◆ Excerpted records
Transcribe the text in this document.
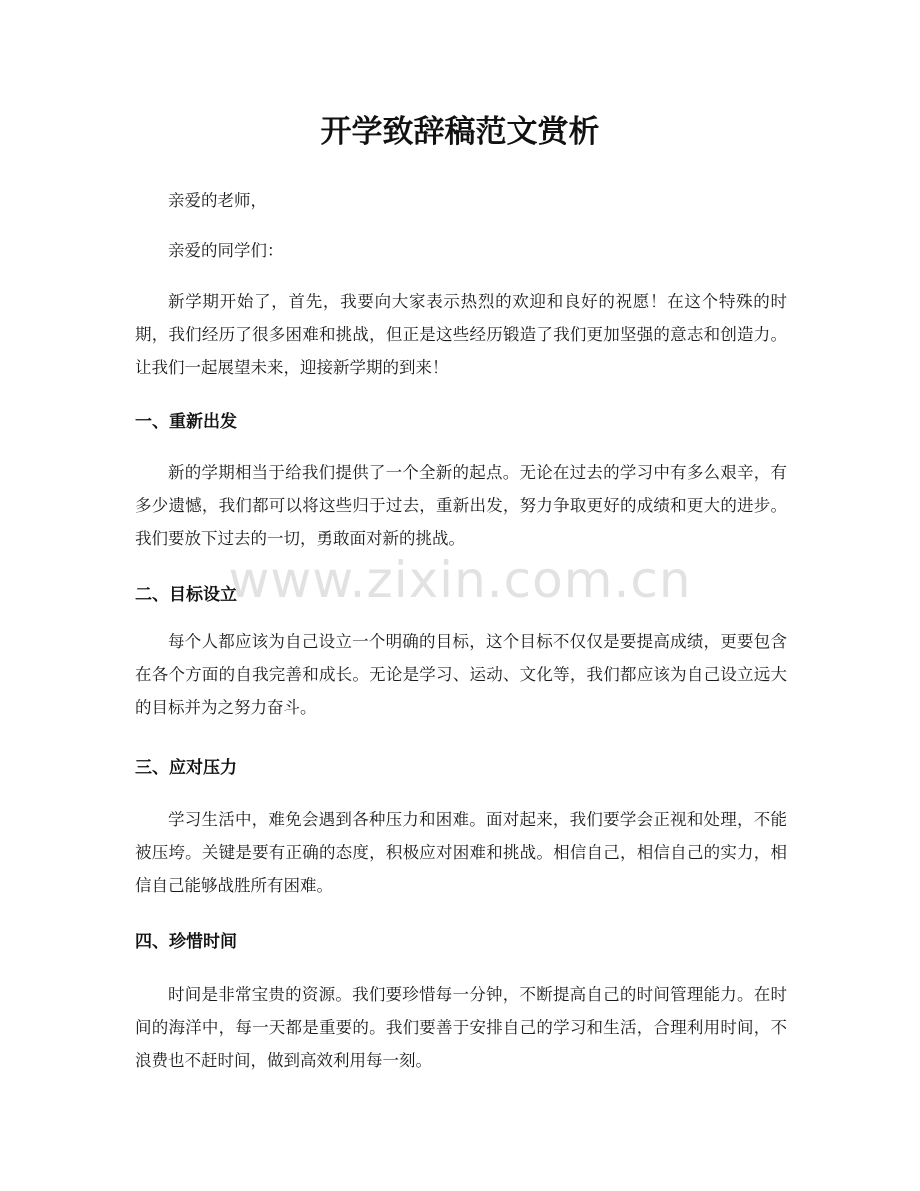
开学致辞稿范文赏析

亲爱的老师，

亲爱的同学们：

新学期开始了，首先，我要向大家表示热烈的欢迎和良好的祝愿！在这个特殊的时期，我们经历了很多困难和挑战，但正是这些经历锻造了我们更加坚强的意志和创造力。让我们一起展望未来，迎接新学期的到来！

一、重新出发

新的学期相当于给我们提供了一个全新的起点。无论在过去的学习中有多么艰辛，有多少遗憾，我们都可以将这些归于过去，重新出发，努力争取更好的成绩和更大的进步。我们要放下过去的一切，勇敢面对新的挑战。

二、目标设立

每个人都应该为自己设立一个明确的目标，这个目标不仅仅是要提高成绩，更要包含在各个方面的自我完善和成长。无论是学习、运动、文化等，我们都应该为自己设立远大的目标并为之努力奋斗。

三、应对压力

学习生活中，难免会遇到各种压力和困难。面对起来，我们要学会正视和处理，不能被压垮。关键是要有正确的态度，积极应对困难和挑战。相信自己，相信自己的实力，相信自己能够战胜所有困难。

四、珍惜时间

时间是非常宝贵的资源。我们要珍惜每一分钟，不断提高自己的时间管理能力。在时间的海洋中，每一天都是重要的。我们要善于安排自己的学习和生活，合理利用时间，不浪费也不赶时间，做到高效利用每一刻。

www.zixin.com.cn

==

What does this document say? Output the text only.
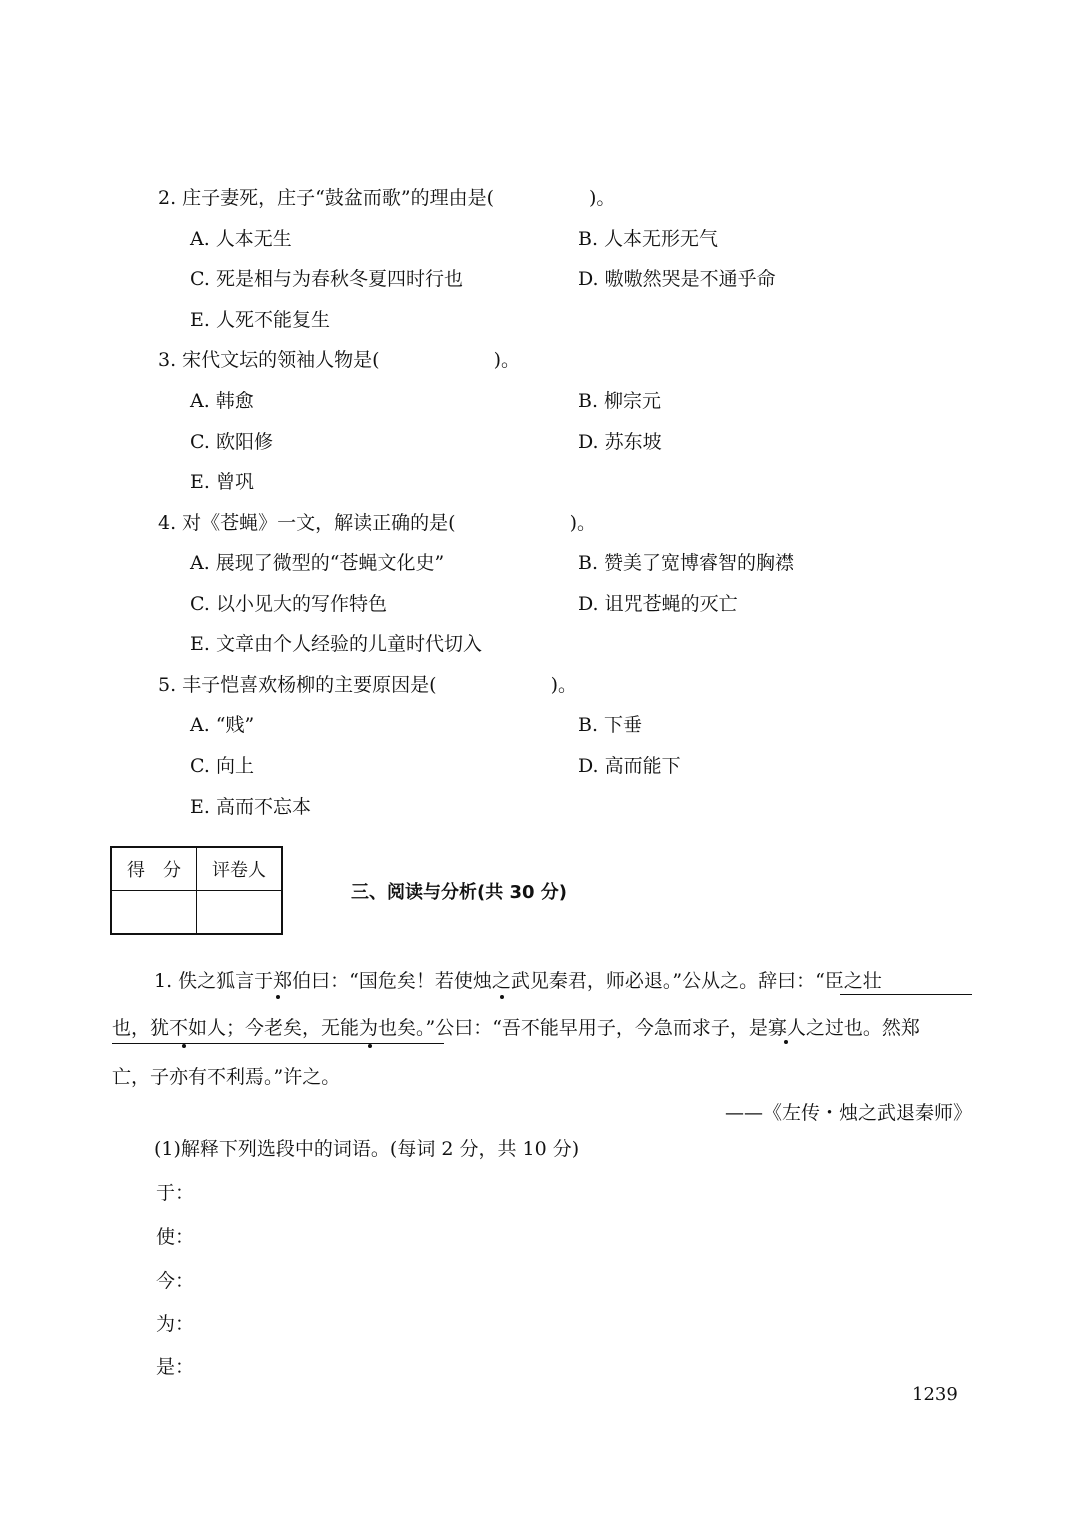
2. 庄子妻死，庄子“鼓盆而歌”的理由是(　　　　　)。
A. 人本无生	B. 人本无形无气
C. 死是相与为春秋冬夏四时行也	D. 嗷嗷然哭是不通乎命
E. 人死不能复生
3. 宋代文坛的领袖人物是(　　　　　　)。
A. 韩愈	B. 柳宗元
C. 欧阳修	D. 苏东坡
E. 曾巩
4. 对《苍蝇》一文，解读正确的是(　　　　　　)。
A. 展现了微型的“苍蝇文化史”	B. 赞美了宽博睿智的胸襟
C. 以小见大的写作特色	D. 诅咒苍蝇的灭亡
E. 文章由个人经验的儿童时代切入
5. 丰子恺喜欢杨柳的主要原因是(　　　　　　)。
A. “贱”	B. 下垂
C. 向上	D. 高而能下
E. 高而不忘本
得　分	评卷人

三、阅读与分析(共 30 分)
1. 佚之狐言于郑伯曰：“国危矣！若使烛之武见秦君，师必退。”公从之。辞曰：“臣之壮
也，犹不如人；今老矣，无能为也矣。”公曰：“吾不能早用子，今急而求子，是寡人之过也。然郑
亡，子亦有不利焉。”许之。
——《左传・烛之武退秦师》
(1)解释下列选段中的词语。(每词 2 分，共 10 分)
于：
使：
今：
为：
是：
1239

---

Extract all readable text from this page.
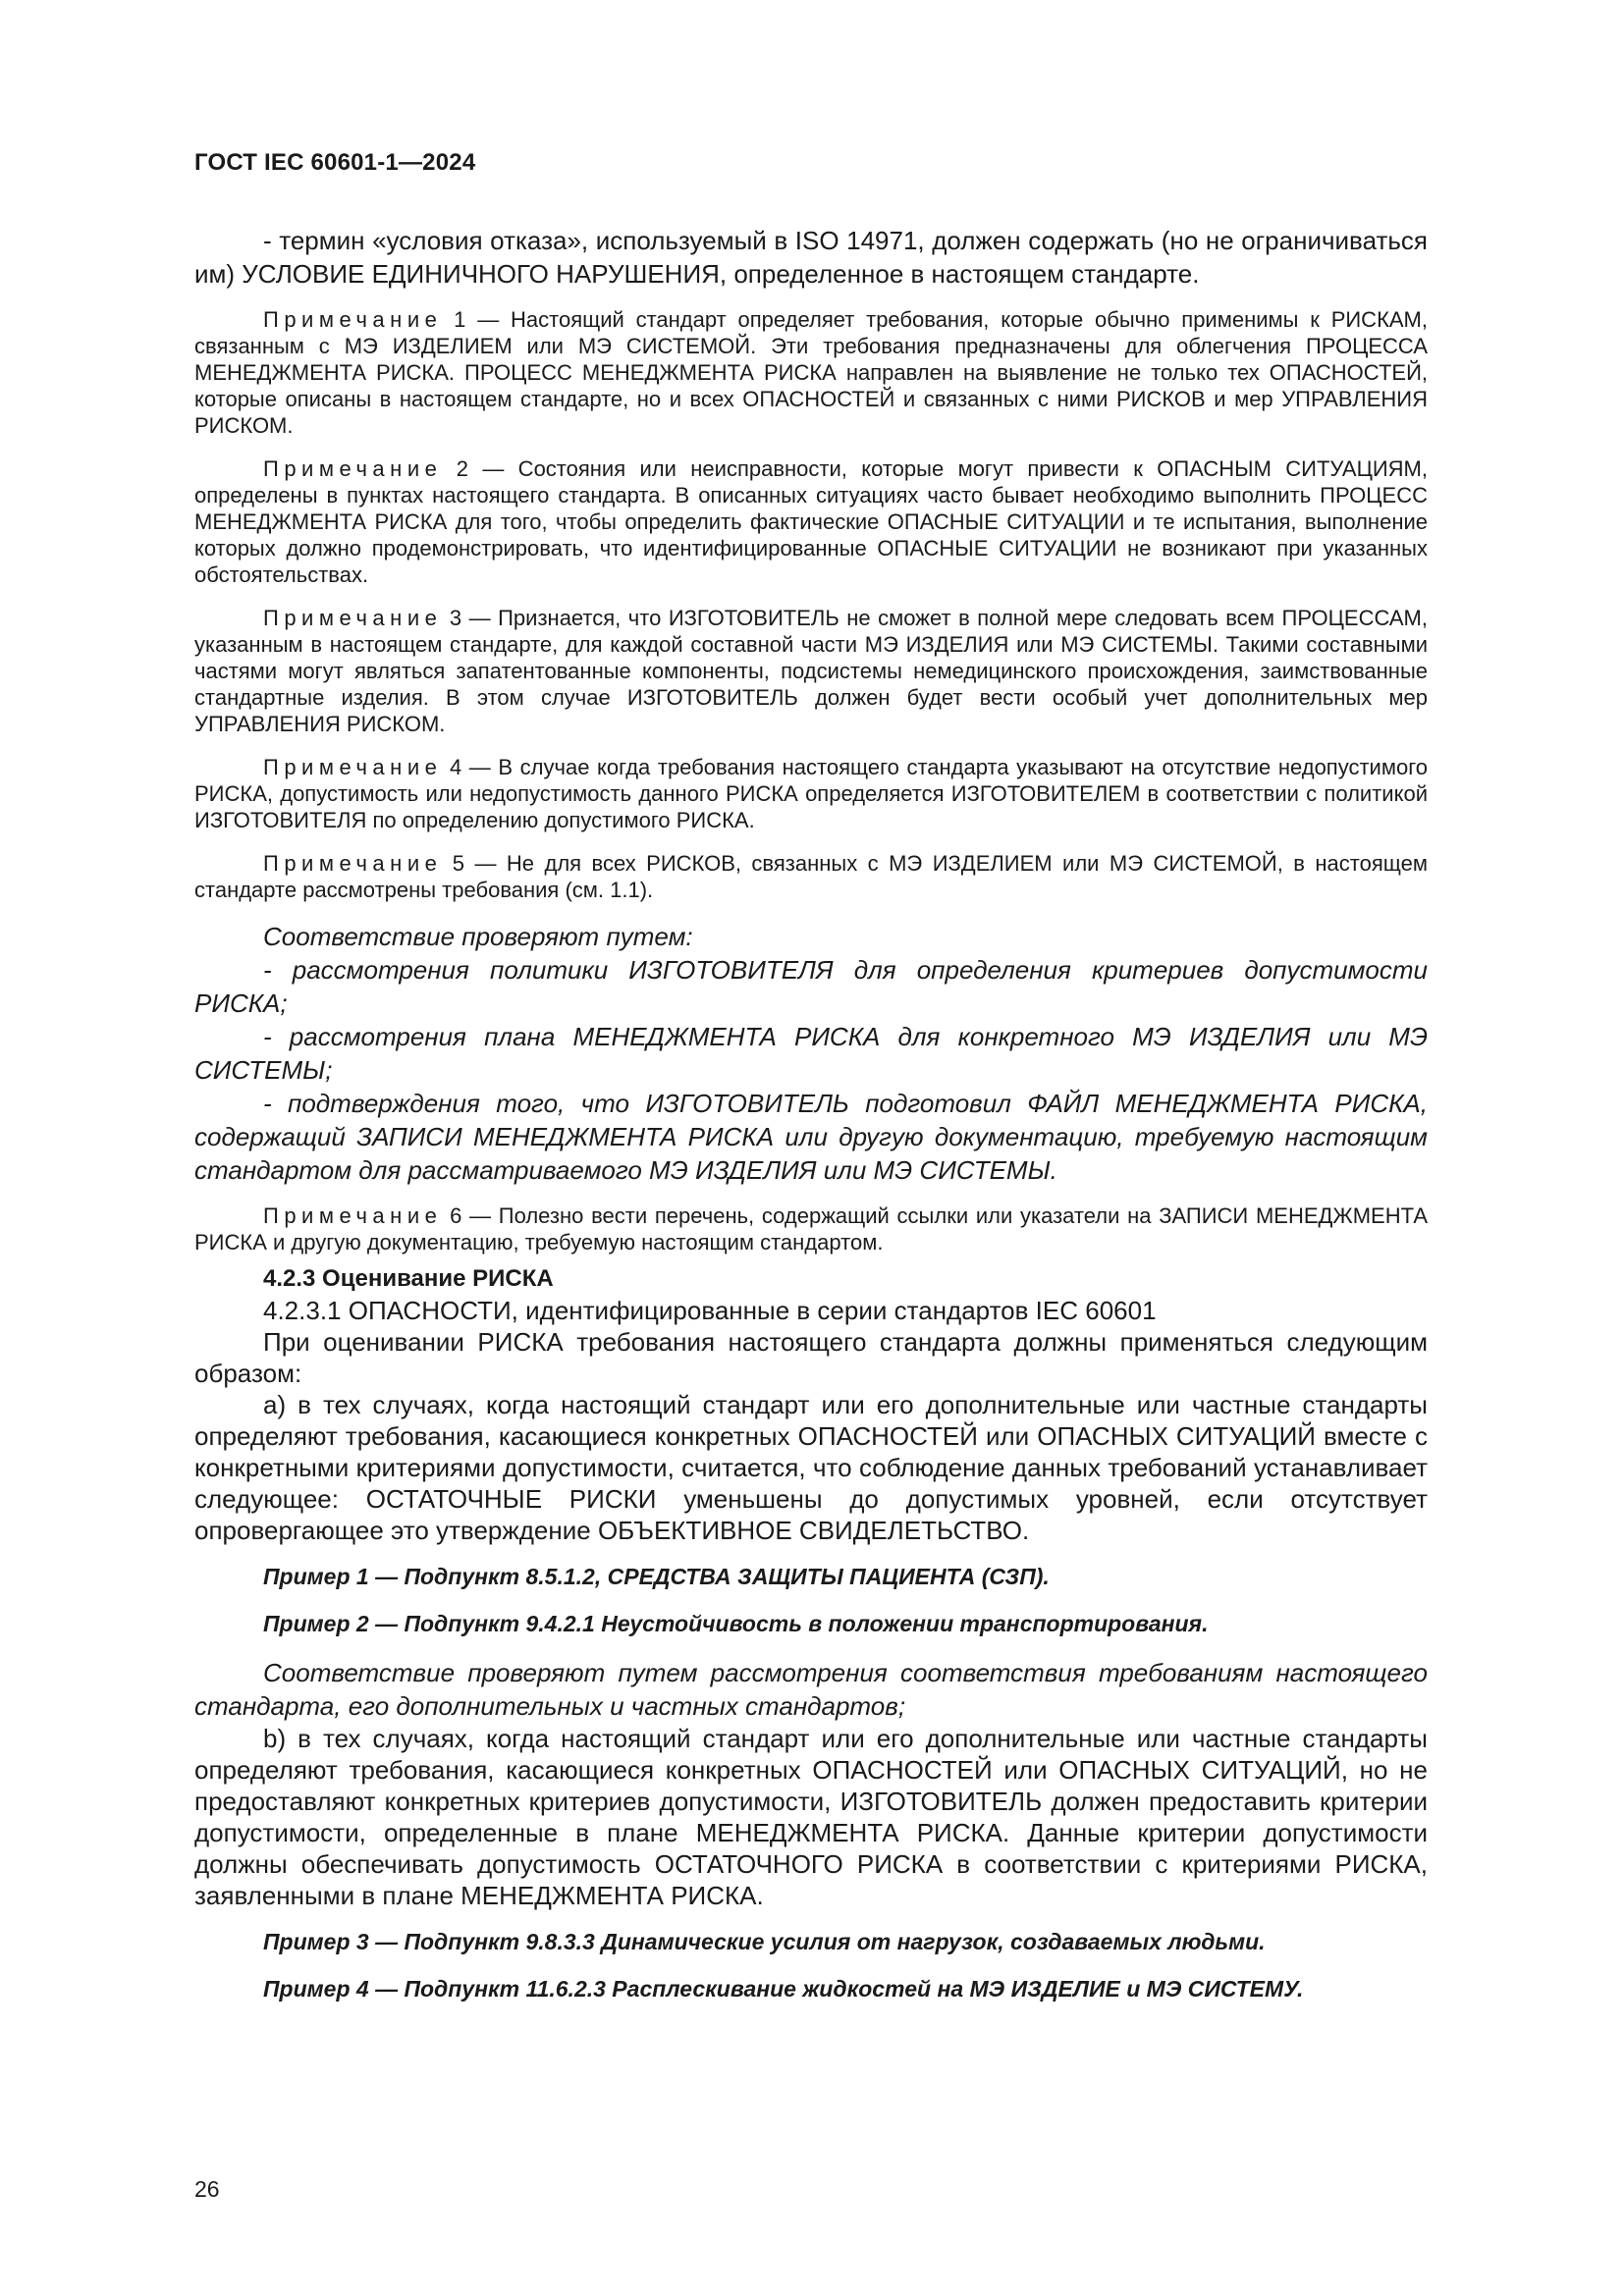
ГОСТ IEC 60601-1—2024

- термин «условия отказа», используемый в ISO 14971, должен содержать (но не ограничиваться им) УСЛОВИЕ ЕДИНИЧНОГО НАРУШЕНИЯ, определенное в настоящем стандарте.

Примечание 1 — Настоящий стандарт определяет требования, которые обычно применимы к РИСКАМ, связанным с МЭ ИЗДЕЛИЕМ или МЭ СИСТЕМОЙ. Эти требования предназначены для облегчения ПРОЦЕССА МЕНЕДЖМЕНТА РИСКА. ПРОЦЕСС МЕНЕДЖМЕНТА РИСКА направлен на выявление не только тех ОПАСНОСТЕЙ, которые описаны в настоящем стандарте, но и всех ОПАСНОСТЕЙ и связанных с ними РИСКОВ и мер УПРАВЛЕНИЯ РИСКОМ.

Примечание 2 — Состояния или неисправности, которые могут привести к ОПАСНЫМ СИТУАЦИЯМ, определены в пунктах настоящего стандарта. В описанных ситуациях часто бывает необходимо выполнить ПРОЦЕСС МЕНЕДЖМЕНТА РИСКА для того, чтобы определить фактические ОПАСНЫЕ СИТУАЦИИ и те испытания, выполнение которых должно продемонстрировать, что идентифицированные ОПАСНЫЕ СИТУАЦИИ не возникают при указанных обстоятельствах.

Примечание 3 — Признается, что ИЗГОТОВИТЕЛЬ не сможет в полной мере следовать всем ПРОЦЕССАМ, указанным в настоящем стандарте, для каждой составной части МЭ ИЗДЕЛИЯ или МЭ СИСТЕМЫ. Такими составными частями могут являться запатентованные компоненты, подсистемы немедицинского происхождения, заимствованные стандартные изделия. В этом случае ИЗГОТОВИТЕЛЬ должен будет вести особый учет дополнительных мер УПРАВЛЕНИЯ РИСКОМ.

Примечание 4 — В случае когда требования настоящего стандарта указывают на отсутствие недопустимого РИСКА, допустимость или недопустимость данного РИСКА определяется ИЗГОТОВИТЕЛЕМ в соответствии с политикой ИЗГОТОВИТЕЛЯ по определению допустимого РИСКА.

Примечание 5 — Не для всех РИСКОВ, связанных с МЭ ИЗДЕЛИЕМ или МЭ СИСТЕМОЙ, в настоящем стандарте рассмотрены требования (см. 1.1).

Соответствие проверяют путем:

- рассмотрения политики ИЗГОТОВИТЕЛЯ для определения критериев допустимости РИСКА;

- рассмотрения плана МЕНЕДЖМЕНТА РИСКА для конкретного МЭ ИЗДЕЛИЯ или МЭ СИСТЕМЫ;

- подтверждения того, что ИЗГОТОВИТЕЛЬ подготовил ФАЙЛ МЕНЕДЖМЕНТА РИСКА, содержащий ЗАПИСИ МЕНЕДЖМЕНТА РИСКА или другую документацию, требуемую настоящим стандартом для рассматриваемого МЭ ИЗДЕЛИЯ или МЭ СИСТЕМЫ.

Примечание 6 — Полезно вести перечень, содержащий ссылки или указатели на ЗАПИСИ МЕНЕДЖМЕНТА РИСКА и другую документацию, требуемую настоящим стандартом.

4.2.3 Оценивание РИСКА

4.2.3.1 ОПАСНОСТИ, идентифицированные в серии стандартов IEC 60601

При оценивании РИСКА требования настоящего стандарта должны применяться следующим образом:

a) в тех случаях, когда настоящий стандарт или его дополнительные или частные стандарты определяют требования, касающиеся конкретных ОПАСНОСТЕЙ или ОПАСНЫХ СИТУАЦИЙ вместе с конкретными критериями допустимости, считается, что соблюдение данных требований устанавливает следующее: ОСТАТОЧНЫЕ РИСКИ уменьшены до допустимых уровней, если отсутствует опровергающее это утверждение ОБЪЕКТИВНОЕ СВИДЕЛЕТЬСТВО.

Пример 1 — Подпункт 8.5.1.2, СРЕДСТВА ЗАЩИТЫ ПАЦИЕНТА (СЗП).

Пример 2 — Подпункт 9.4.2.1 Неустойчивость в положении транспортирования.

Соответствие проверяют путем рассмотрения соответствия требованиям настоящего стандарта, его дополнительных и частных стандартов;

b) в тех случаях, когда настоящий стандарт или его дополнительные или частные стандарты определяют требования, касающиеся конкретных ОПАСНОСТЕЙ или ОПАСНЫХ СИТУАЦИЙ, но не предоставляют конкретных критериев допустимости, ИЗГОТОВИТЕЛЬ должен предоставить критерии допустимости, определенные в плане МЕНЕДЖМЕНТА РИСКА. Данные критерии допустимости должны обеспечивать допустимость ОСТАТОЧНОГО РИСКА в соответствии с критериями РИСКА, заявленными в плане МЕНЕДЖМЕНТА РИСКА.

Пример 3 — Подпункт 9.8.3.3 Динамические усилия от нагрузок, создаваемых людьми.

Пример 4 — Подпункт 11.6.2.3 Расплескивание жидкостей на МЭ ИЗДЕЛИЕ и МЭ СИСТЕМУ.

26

◆ Task brief
Every line in the data above that contains "Соответствие" needs to be copied.

◆ Exercise output
Соответствие проверяют путем:
Соответствие проверяют путем рассмотрения соответствия требованиям настоящего стандарта, его дополнительных и частных стандартов;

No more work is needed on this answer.